* Stored data
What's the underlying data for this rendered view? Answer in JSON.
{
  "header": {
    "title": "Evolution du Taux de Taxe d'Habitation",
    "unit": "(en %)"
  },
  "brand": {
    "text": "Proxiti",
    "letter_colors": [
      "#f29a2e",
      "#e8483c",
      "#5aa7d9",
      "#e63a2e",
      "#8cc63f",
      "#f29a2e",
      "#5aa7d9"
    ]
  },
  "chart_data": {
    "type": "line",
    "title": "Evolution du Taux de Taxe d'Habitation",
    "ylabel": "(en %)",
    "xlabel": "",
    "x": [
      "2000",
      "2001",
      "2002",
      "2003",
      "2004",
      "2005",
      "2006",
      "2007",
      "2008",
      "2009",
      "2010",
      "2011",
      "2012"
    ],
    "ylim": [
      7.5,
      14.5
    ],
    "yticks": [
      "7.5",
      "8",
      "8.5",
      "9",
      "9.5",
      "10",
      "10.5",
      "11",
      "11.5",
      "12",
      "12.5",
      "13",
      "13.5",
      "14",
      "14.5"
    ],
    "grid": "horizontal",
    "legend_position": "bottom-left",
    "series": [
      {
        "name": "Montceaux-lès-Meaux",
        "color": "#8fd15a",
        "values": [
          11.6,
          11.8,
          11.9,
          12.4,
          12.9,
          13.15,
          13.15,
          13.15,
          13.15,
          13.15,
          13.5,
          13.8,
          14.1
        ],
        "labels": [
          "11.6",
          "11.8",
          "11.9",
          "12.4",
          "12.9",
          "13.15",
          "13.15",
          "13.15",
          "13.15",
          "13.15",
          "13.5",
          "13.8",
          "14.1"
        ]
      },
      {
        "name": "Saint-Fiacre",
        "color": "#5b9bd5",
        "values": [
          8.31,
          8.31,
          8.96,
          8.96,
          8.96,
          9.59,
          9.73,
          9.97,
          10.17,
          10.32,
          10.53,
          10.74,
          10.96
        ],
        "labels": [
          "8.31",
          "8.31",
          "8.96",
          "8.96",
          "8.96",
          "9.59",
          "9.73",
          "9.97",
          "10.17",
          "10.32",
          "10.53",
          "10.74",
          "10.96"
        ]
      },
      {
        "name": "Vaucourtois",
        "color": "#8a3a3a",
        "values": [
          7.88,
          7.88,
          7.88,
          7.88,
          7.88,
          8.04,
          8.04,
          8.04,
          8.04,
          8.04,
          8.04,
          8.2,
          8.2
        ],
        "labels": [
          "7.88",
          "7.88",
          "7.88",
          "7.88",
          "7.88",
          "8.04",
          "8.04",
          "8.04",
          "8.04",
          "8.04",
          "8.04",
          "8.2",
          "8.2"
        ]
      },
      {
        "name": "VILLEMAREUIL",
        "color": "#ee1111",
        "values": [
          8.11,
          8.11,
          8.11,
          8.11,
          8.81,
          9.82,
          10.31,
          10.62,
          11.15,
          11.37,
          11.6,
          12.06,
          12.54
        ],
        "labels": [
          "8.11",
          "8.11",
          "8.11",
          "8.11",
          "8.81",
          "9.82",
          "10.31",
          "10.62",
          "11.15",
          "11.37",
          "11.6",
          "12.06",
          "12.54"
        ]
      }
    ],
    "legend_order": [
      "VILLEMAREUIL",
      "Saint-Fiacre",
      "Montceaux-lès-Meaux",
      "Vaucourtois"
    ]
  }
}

* What this task involves
Copy out each line of the data where the string "name" appears.

* Complete output
        "name": "Montceaux-lès-Meaux",
        "name": "Saint-Fiacre",
        "name": "Vaucourtois",
        "name": "VILLEMAREUIL",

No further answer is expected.